* Exercise aim *
Sift the material for lines containing "this", and return them.
= = =
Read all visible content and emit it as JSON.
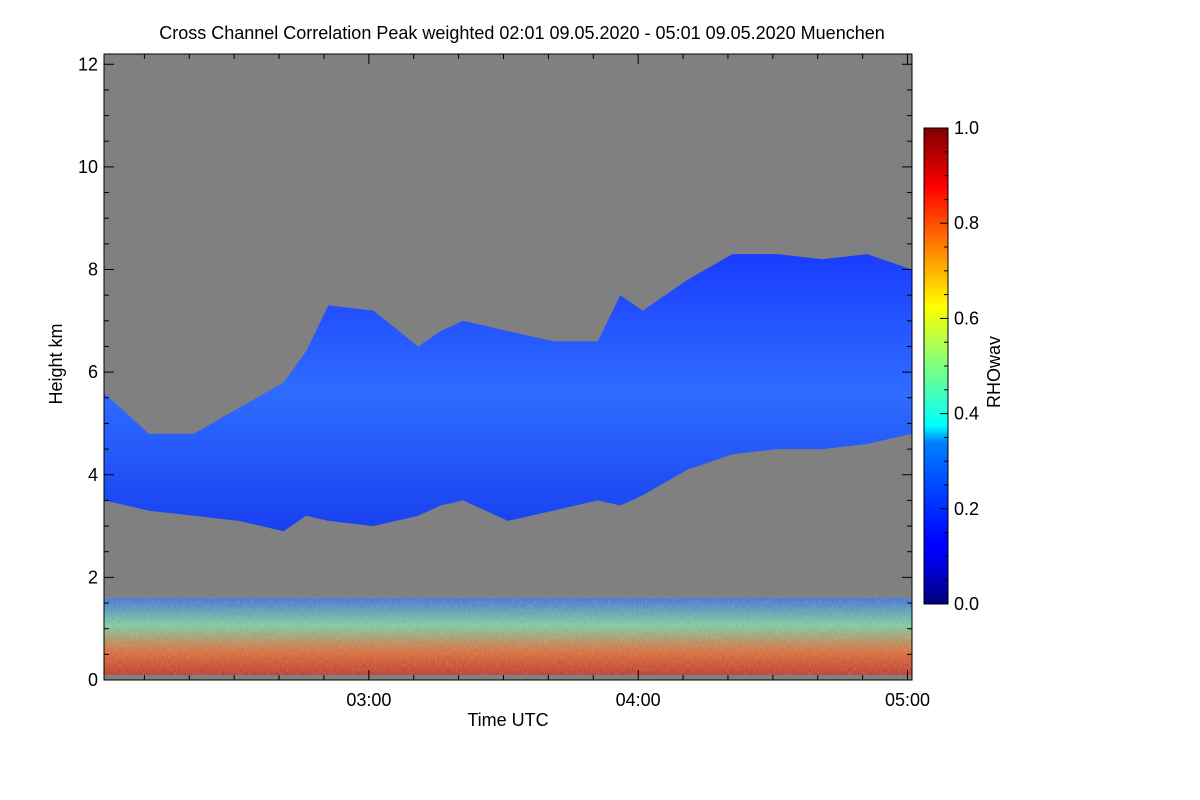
{
  "chart_data": {
    "type": "heatmap",
    "title": "Cross Channel Correlation Peak weighted   02:01 09.05.2020 - 05:01 09.05.2020 Muenchen",
    "xlabel": "Time UTC",
    "ylabel": "Height km",
    "colorbar_label": "RHOwav",
    "x_range": [
      "02:01",
      "05:01"
    ],
    "x_ticks": [
      "03:00",
      "04:00",
      "05:00"
    ],
    "y_range": [
      0,
      12.2
    ],
    "y_ticks": [
      0,
      2,
      4,
      6,
      8,
      10,
      12
    ],
    "color_range": [
      0.0,
      1.0
    ],
    "color_ticks": [
      0.0,
      0.2,
      0.4,
      0.6,
      0.8,
      1.0
    ],
    "colormap": "jet",
    "background_color": "#808080",
    "regions": [
      {
        "name": "cloud layer",
        "rho_range": [
          0.05,
          0.25
        ],
        "time_minutes": [
          0,
          10,
          20,
          30,
          40,
          45,
          50,
          60,
          70,
          75,
          80,
          90,
          100,
          110,
          115,
          120,
          130,
          140,
          150,
          160,
          170,
          180
        ],
        "base_km": [
          3.5,
          3.3,
          3.2,
          3.1,
          2.9,
          3.2,
          3.1,
          3.0,
          3.2,
          3.4,
          3.5,
          3.1,
          3.3,
          3.5,
          3.4,
          3.6,
          4.1,
          4.4,
          4.5,
          4.5,
          4.6,
          4.8
        ],
        "top_km": [
          5.6,
          4.8,
          4.8,
          5.3,
          5.8,
          6.4,
          7.3,
          7.2,
          6.5,
          6.8,
          7.0,
          6.8,
          6.6,
          6.6,
          7.5,
          7.2,
          7.8,
          8.3,
          8.3,
          8.2,
          8.3,
          8.0
        ]
      },
      {
        "name": "boundary layer aerosol",
        "rho_range": [
          0.2,
          1.0
        ],
        "base_km": 0.1,
        "top_km": 1.6
      }
    ]
  }
}
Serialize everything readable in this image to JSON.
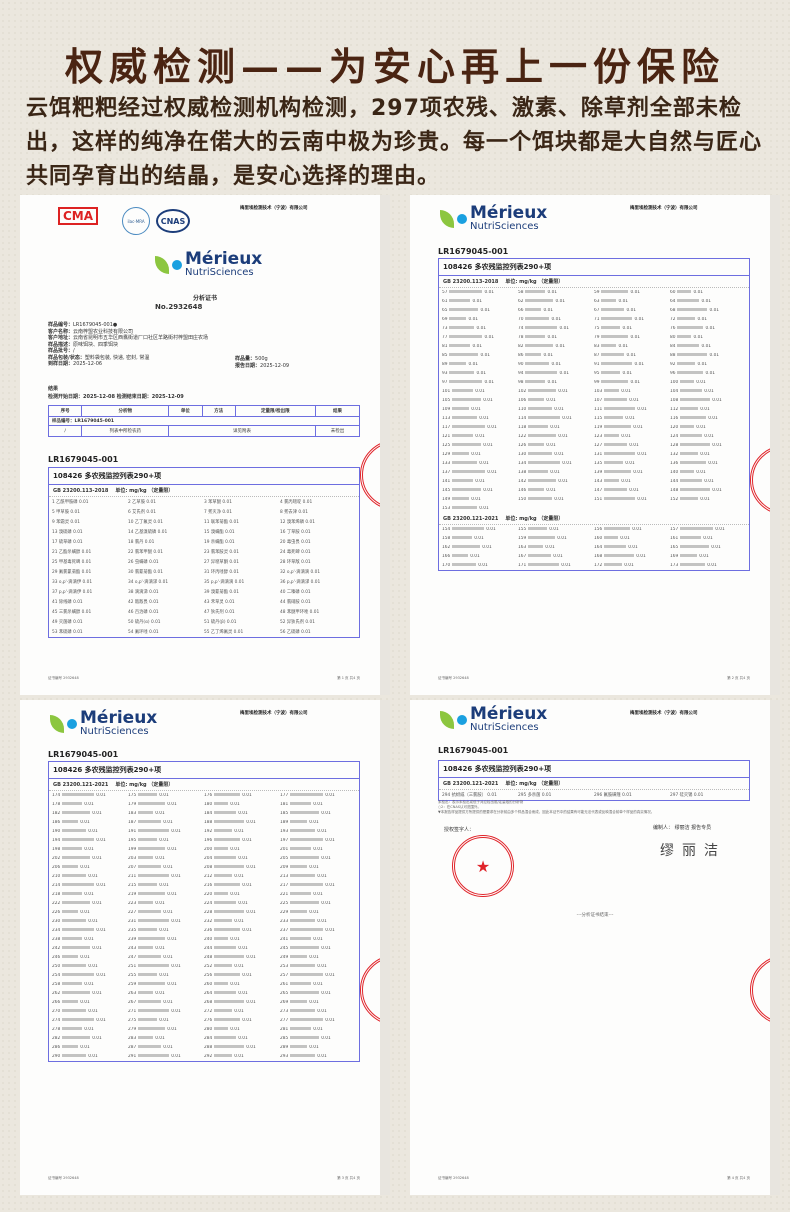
{
  "header": {
    "title": "权威检测——为安心再上一份保险",
    "intro": "云饵粑粑经过权威检测机构检测，297项农残、激素、除草剂全部未检出，这样的纯净在偌大的云南中极为珍贵。每一个饵块都是大自然与匠心共同孕育出的结晶，是安心选择的理由。"
  },
  "brand": {
    "name": "Mérieux",
    "sub": "NutriSciences",
    "company": "梅里埃检测技术（宁波）有限公司",
    "colors": {
      "blue": "#1c3d7a",
      "dot": "#1aa0e0",
      "leaf": "#8cc63f",
      "table": "#6d6ee0",
      "stamp": "#e0242a"
    }
  },
  "cert": {
    "cma": "CMA",
    "ilac": "ilac-MRA",
    "cnas": "CNAS",
    "heading": "分析证书",
    "no": "No.2932648",
    "fields": [
      {
        "label": "样品编号：",
        "value": "LR1679045-001●"
      },
      {
        "label": "客户名称：",
        "value": "云南梓盟农业科技有限公司"
      },
      {
        "label": "客户地址：",
        "value": "云南省昆明市五华区西翥街道厂口社区羊路街村梓盟田庄农场"
      },
      {
        "label": "样品描述：",
        "value": "原味饵块、四季饵块"
      },
      {
        "label": "样品批号：",
        "value": "/"
      },
      {
        "label": "样品包装/状态：",
        "value": "塑料袋包装, 快递, 密封, 常温"
      },
      {
        "label": "到样日期：",
        "value": "2025-12-06"
      }
    ],
    "qty_label": "样品量：",
    "qty": "500g",
    "report_label": "报告日期：",
    "report_date": "2025-12-09",
    "result": "结果",
    "dates": "检测开始日期：2025-12-08    检测结束日期：2025-12-09",
    "cols": [
      "序号",
      "分析物",
      "单位",
      "方法",
      "定量限/检出限",
      "结果"
    ],
    "sample_row": "样品编号：LR1679045-001",
    "row": [
      "/",
      "列表中所检农药",
      "详见附表",
      "未检出"
    ]
  },
  "sample_id": "LR1679045-001",
  "table_title": "108426 多农残监控列表290+项",
  "unit": "单位: mg/kg （定量限）",
  "std1": "GB 23200.113-2018",
  "std2": "GB 23200.121-2021",
  "doc1_items": [
    "1 乙酰甲胺磷 0.01",
    "2 乙草胺 0.01",
    "3 苯草醚 0.01",
    "4 氯丙嘧啶 0.01",
    "5 甲草胺 0.01",
    "6 艾氏剂 0.01",
    "7 莠灭净 0.01",
    "8 莠去津 0.01",
    "9 苯霜灵 0.01",
    "10 乙丁氟灵 0.01",
    "11 联苯菊酯 0.01",
    "12 溴苯烯磷 0.01",
    "13 溴硫磷 0.01",
    "14 乙基溴硫磷 0.01",
    "15 溴螨酯 0.01",
    "16 丁草胺 0.01",
    "17 硫草磷 0.01",
    "18 氯丹 0.01",
    "19 杀螨酯 0.01",
    "20 毒虫畏 0.01",
    "21 乙酯杀螨醇 0.01",
    "22 氯苯甲醚 0.01",
    "23 氯苯胺灵 0.01",
    "24 毒死蜱 0.01",
    "25 甲基毒死蜱 0.01",
    "26 虫螨磷 0.01",
    "27 异噁草酮 0.01",
    "28 环草敌 0.01",
    "29 氟氯氰菊酯 0.01",
    "30 氯氰菊酯 0.01",
    "31 环丙唑醇 0.01",
    "32 o,p'-滴滴滴 0.01",
    "33 o,p'-滴滴伊 0.01",
    "34 o,p'-滴滴涕 0.01",
    "35 p,p'-滴滴滴 0.01",
    "36 p,p'-滴滴涕 0.01",
    "37 p,p'-滴滴伊 0.01",
    "38 滴滴涕 0.01",
    "39 溴氰菊酯 0.01",
    "40 二嗪磷 0.01",
    "41 除线磷 0.01",
    "42 敌敌畏 0.01",
    "43 禾草灵 0.01",
    "44 氯硝胺 0.01",
    "45 三氯杀螨醇 0.01",
    "46 百治磷 0.01",
    "47 狄氏剂 0.01",
    "48 苯醚甲环唑 0.01",
    "49 灭菌磷 0.01",
    "50 硫丹(α) 0.01",
    "51 硫丹(β) 0.01",
    "52 异狄氏剂 0.01",
    "53 苯硫磷 0.01",
    "54 氟环唑 0.01",
    "55 乙丁烯氟灵 0.01",
    "56 乙硫磷 0.01"
  ],
  "doc2_sections": [
    {
      "std": "GB 23200.113-2018",
      "first": 57,
      "last": 153
    },
    {
      "std": "GB 23200.121-2021",
      "first": 154,
      "last": 173
    }
  ],
  "doc3_sections": [
    {
      "std": "GB 23200.121-2021",
      "first": 174,
      "last": 293
    }
  ],
  "doc4_items": [
    "294 抗蚜威（三氯胺） 0.01",
    "295 多杀菌 0.01",
    "296 氟胺磺隆 0.01",
    "297 硅灭锡 0.01"
  ],
  "doc4_notes": [
    "未检出：表示未检出或低于对应检出限/定量限的分析物",
    "○2：在CNAS认可范围外。",
    "▼本报告样品提供方所提供的是要求在分析前由多个样品混合而成，因此本证书中的结果有可能无法代表或反映混合前单个样品的真实情况。"
  ],
  "signer_label": "授权签字人：",
  "editor": "编制人： 缪丽洁 报告专员",
  "signature": "缪丽洁",
  "end_mark": "---分析证书结束---",
  "pages": [
    "第 1 页 共4 页",
    "第 2 页 共4 页",
    "第 3 页 共4 页",
    "第 4 页 共4 页"
  ],
  "cert_no_footer": "证书编号 2932648"
}
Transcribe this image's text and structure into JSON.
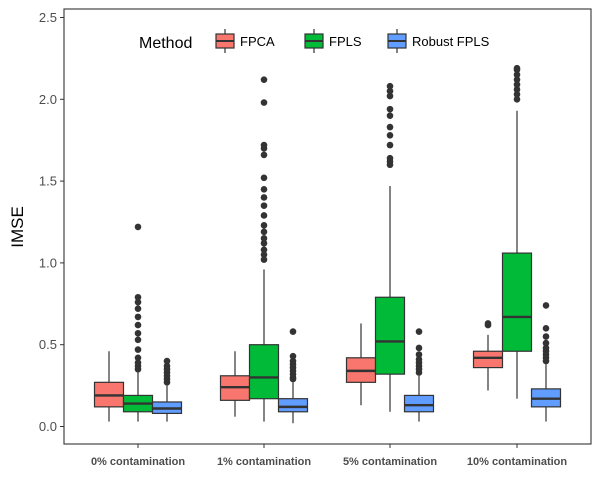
{
  "chart_data": {
    "type": "box",
    "xlabel": "",
    "ylabel": "IMSE",
    "ylim": [
      0,
      2.5
    ],
    "yticks": [
      0.0,
      0.5,
      1.0,
      1.5,
      2.0,
      2.5
    ],
    "ytick_labels": [
      "0.0",
      "0.5",
      "1.0",
      "1.5",
      "2.0",
      "2.5"
    ],
    "categories": [
      "0% contamination",
      "1% contamination",
      "5% contamination",
      "10% contamination"
    ],
    "grid": false,
    "legend": {
      "title": "Method",
      "placement": "top",
      "entries": [
        "FPCA",
        "FPLS",
        "Robust FPLS"
      ]
    },
    "series": [
      {
        "name": "FPCA",
        "color": "#F8766D",
        "boxes": [
          {
            "whisker_low": 0.03,
            "q1": 0.12,
            "median": 0.19,
            "q3": 0.27,
            "whisker_high": 0.46,
            "outliers": []
          },
          {
            "whisker_low": 0.06,
            "q1": 0.16,
            "median": 0.24,
            "q3": 0.31,
            "whisker_high": 0.46,
            "outliers": []
          },
          {
            "whisker_low": 0.13,
            "q1": 0.27,
            "median": 0.34,
            "q3": 0.42,
            "whisker_high": 0.63,
            "outliers": []
          },
          {
            "whisker_low": 0.22,
            "q1": 0.36,
            "median": 0.42,
            "q3": 0.46,
            "whisker_high": 0.56,
            "outliers": [
              0.62,
              0.63
            ]
          }
        ]
      },
      {
        "name": "FPLS",
        "color": "#00BA38",
        "boxes": [
          {
            "whisker_low": 0.03,
            "q1": 0.09,
            "median": 0.14,
            "q3": 0.19,
            "whisker_high": 0.33,
            "outliers": [
              0.35,
              0.37,
              0.39,
              0.42,
              0.47,
              0.53,
              0.57,
              0.62,
              0.67,
              0.72,
              0.76,
              0.79,
              1.22
            ]
          },
          {
            "whisker_low": 0.03,
            "q1": 0.17,
            "median": 0.3,
            "q3": 0.5,
            "whisker_high": 0.96,
            "outliers": [
              1.02,
              1.05,
              1.08,
              1.12,
              1.15,
              1.19,
              1.23,
              1.29,
              1.35,
              1.4,
              1.45,
              1.52,
              1.66,
              1.7,
              1.72,
              1.98,
              2.12
            ]
          },
          {
            "whisker_low": 0.09,
            "q1": 0.32,
            "median": 0.52,
            "q3": 0.79,
            "whisker_high": 1.47,
            "outliers": [
              1.6,
              1.62,
              1.64,
              1.72,
              1.78,
              1.83,
              1.9,
              1.94,
              2.02,
              2.05,
              2.08
            ]
          },
          {
            "whisker_low": 0.17,
            "q1": 0.46,
            "median": 0.67,
            "q3": 1.06,
            "whisker_high": 1.93,
            "outliers": [
              2.0,
              2.03,
              2.06,
              2.09,
              2.12,
              2.15,
              2.18,
              2.19
            ]
          }
        ]
      },
      {
        "name": "Robust FPLS",
        "color": "#619CFF",
        "boxes": [
          {
            "whisker_low": 0.03,
            "q1": 0.08,
            "median": 0.11,
            "q3": 0.15,
            "whisker_high": 0.25,
            "outliers": [
              0.27,
              0.29,
              0.31,
              0.33,
              0.35,
              0.37,
              0.4
            ]
          },
          {
            "whisker_low": 0.02,
            "q1": 0.09,
            "median": 0.12,
            "q3": 0.17,
            "whisker_high": 0.27,
            "outliers": [
              0.29,
              0.3,
              0.32,
              0.34,
              0.36,
              0.38,
              0.4,
              0.43,
              0.58
            ]
          },
          {
            "whisker_low": 0.03,
            "q1": 0.09,
            "median": 0.13,
            "q3": 0.19,
            "whisker_high": 0.31,
            "outliers": [
              0.33,
              0.35,
              0.37,
              0.39,
              0.41,
              0.44,
              0.48,
              0.58
            ]
          },
          {
            "whisker_low": 0.03,
            "q1": 0.12,
            "median": 0.17,
            "q3": 0.23,
            "whisker_high": 0.38,
            "outliers": [
              0.4,
              0.42,
              0.44,
              0.46,
              0.48,
              0.51,
              0.55,
              0.6,
              0.74
            ]
          }
        ]
      }
    ]
  }
}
= = =
* Written response *
Serialize everything readable in this image to JSON.
Transcribe this image's text and structure into JSON.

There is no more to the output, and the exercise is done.